▶ Exercício 1
Responda com base no artigo sobre o setor automotivo:
(a) Em que data o artigo foi publicado?
(b) O que Luiz Marinho patrocinou em São Bernardo no começo da gestão?
(c) Como os custos industriais de produção na região se comparam à média nacional de regiões que sediam montadoras e autopeças?
▶ Exercício 2
Troque "sindicalismo cutista" por "movimento sindical" no trecho do artigo sobre o setor automotivo que começa nas palavras "DANIEL LIMA - 30/10/2014" e termina depois de "com oportunismo político.". Reproduza o trecho com a troca.

▶ Trecho do documento
☆ ☆ ☆ ☆ ☆

Economia

Que fará Luiz Marinho para dar
um jeito no setor automotivo?

DANIEL LIMA - 30/10/2014

Duvido que o prefeito Luiz Marinho consiga colocar o setor automotivo na linha. Marinho não goza de autonomia para comandar uma revolução regional. Ele tem o rabo preso com o sindicalismo cutista, do qual faz parte de forma escamoteada, e também não tem independência para se converter em gerenciador público com vocação para ficar na história. Luiz Marinho é o cruzamento bem acabado de passadismo sindical com oportunismo político.

 

No começo da gestão Luiz Marinho tentou levar o público no bico ao patrocinar um congresso em São Bernardo com o pressuposto de o setor automotivo da região viver novos tempos. Tudo balela. Agora estamos numa encruzilhada fatal ditada por fatores econômicos locais, nacionais e internacionais.

 

As previsões para o setor automotivo no País são as piores possíveis, após anos sequenciais de demanda aquecida com crédito a perder de vista. Agora nem com facilidades creditícias, desoneração de impostos e compensações trabalhistas a vaca sai do atoleiro. O governo federal imaginou que o consumo e PIB não têm relação alguma. Que PIB em baixa não afetaria o consumo. Como se o passo seguinte de quem se recupera de atropelamento não dependesse do passo anterior.

 

Mexer na estrutura do setor automotivo que transforma São Bernardo em República Sindical é obra longe do alcance de Luiz Marinho. Com o desgaste alucinante do PT na região, comprovado na surra sofrida nas eleições presidenciais, possivelmente haverá muito menos espaço ao reformismo necessário já há duas décadas.

 

A ficha dos metalúrgicos, principalmente dos metalúrgicos, ainda não caiu. Se caiu, fazem de conta que não é com eles. Os custos industriais de produção na região são mais que o dobro da média nacional de regiões que sediam montadoras e autopeças. A desvantagem se acentua com a qualidade de vida longe de metrópoles ensandecidas e de logísticas estranguladas.

 

Produtividade à escanteio

 

Enquanto os trabalhadores das montadoras de veículos e de sistemistas que alimentam as linhas dessas multinacionais não conhecerem intensamente uma regra sagrada do capitalismo, que se chama produtividade, não existe esperança de dias melhores para a Província do Grande ABC. Produtividade parece verbete demoníaco aos metalúrgicos. Não aparece em nenhum acordo trabalhista com características legítimas e desafiadoras. Produtividade rima com competitividade apenas no léxico empresarial, submetido ao torniquete sindical.

 

Mais e mais engolimos poeira dos concorrentes que chegam a distintas regiões do País com embocadura muito mais apropriada à mundialização de negócios. Enquanto não se buscam saídas por vias de mercado, de um capitalismo sem compadrios estatais, mais e mais dependemos de relações políticas e partidárias para não assistir à implosão das automotivas locais. Parece piada de salão, mas provavelmente a área (exceto a Capital de São Paulo) onde mais se consumou o signo do capitalismo empresarial virou refém do capitalismo de Estado, disfarçado de proteção aos trabalhadores.

☆ ☆ ☆ ☆ ☆

▶ Dados apresentados

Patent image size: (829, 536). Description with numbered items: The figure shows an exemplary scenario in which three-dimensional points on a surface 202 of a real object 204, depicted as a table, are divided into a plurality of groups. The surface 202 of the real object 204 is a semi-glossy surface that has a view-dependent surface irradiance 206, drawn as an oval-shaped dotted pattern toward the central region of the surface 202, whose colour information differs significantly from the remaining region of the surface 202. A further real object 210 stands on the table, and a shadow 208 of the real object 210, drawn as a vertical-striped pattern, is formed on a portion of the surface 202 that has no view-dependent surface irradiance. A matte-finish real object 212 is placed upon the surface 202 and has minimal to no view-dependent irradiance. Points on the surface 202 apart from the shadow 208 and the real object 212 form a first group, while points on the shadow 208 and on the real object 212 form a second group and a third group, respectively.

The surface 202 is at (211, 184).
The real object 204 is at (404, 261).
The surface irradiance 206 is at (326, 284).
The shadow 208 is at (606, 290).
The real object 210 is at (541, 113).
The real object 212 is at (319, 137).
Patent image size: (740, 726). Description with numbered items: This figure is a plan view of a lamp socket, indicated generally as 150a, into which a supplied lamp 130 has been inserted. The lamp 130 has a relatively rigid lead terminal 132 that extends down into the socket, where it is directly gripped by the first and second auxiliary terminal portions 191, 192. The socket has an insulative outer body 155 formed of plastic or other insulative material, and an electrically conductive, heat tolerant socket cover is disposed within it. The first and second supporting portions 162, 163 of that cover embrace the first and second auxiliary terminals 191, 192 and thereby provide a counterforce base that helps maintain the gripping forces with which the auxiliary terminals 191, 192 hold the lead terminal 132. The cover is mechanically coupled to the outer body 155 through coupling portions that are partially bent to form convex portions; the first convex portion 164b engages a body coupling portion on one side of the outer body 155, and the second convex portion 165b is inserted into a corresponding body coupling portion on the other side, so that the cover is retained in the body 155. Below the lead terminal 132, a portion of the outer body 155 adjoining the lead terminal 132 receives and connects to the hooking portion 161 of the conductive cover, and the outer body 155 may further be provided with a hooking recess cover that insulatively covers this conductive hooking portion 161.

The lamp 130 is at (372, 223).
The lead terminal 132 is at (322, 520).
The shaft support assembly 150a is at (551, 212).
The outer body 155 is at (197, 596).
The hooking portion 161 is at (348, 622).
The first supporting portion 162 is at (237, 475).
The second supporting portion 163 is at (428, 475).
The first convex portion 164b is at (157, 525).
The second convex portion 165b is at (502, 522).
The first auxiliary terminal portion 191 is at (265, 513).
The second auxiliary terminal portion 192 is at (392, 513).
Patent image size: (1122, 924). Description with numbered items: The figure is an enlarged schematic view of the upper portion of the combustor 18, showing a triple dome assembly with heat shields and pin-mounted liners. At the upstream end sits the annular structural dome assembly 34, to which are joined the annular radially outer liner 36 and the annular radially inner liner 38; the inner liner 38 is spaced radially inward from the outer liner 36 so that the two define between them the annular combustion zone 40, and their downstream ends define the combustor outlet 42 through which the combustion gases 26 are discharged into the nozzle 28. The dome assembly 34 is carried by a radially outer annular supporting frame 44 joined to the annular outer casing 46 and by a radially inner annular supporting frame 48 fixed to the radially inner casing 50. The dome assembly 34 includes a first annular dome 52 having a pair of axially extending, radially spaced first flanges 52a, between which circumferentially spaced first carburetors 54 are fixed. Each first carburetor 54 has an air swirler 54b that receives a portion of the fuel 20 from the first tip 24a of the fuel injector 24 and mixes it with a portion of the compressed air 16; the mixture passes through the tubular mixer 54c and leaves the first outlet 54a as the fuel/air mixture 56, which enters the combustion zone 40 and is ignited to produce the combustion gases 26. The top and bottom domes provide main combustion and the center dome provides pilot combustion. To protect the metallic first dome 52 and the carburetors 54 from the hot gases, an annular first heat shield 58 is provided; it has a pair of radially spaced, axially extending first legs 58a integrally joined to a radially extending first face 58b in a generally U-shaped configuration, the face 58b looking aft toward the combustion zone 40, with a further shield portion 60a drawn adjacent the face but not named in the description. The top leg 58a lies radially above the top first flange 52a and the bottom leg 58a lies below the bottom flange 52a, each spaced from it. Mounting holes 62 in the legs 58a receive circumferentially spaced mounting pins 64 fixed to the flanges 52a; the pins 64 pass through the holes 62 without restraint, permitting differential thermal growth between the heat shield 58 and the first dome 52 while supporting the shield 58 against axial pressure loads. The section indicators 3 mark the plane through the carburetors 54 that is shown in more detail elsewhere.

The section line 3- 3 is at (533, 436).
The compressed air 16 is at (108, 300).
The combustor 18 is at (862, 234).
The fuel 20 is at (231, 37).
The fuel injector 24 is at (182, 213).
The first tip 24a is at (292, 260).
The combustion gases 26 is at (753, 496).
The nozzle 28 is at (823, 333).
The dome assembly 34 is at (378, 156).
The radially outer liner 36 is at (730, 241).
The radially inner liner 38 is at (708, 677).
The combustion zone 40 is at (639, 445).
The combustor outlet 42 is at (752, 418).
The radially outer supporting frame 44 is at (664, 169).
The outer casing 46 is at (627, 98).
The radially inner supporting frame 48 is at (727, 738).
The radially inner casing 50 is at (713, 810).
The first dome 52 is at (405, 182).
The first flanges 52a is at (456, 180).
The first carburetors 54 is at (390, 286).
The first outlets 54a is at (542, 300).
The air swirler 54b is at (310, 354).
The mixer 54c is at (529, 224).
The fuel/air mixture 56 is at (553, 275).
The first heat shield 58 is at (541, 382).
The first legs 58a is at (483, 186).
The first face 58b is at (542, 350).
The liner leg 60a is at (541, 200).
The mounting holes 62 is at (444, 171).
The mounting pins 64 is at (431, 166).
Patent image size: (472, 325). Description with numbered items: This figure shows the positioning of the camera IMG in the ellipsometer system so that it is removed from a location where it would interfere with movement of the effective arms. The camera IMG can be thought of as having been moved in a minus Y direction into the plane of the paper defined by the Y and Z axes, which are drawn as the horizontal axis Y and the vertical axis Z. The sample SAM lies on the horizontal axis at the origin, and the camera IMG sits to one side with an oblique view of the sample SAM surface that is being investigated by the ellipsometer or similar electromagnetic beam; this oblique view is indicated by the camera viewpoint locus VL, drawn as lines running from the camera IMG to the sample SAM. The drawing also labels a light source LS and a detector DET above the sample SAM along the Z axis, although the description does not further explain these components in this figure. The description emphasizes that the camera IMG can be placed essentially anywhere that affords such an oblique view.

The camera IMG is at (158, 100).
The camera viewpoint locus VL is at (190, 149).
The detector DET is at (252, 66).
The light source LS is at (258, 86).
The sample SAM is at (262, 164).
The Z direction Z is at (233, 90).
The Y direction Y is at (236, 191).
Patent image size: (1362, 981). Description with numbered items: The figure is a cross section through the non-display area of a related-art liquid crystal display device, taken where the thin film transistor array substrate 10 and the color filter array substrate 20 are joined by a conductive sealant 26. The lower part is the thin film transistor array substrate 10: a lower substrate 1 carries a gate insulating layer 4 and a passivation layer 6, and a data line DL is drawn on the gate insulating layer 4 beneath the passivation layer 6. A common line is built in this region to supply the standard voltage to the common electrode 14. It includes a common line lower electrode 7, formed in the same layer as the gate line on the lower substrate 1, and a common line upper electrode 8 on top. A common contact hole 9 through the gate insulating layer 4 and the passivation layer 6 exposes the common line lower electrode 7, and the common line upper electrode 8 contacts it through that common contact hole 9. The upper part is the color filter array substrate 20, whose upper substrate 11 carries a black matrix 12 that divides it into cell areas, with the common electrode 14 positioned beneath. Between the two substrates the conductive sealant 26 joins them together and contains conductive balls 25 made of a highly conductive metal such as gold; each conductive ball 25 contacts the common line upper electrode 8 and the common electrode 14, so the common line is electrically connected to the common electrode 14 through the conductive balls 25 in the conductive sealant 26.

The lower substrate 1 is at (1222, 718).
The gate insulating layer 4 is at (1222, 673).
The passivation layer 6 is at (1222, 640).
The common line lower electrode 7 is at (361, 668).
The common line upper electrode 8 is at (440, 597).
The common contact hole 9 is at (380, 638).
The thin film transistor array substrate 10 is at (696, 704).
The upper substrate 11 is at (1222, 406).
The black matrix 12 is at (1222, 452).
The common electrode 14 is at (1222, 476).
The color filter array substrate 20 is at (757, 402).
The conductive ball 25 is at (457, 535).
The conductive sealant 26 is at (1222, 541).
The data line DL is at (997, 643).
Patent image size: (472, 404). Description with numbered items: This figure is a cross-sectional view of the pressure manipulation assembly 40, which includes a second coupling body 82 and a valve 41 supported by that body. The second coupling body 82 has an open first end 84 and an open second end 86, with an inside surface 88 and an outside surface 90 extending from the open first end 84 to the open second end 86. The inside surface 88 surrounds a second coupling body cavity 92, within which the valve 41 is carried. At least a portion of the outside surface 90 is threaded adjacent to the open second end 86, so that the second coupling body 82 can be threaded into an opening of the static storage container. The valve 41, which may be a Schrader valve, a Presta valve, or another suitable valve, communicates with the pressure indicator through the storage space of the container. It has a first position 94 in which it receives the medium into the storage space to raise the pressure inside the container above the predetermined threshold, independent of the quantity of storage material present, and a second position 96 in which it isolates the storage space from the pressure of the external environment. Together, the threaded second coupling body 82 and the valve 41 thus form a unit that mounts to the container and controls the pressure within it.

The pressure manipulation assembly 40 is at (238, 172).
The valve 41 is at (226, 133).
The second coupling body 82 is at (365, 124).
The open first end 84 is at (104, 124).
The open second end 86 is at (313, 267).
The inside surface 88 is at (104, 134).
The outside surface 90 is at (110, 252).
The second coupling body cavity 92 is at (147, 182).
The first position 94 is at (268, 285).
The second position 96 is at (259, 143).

☆ ☆ ☆ ☆ ☆

▶ Resposta 1
(a) Em 30/10/2014.
(b) Um congresso sobre o setor automotivo da região.
(c) São mais que o dobro dessa média.

▶ Resposta 2
DANIEL LIMA - 30/10/2014

Duvido que o prefeito Luiz Marinho consiga colocar o setor automotivo na linha. Marinho não goza de autonomia para comandar uma revolução regional. Ele tem o rabo preso com o movimento sindical, do qual faz parte de forma escamoteada, e também não tem independência para se converter em gerenciador público com vocação para ficar na história. Luiz Marinho é o cruzamento bem acabado de passadismo sindical com oportunismo político.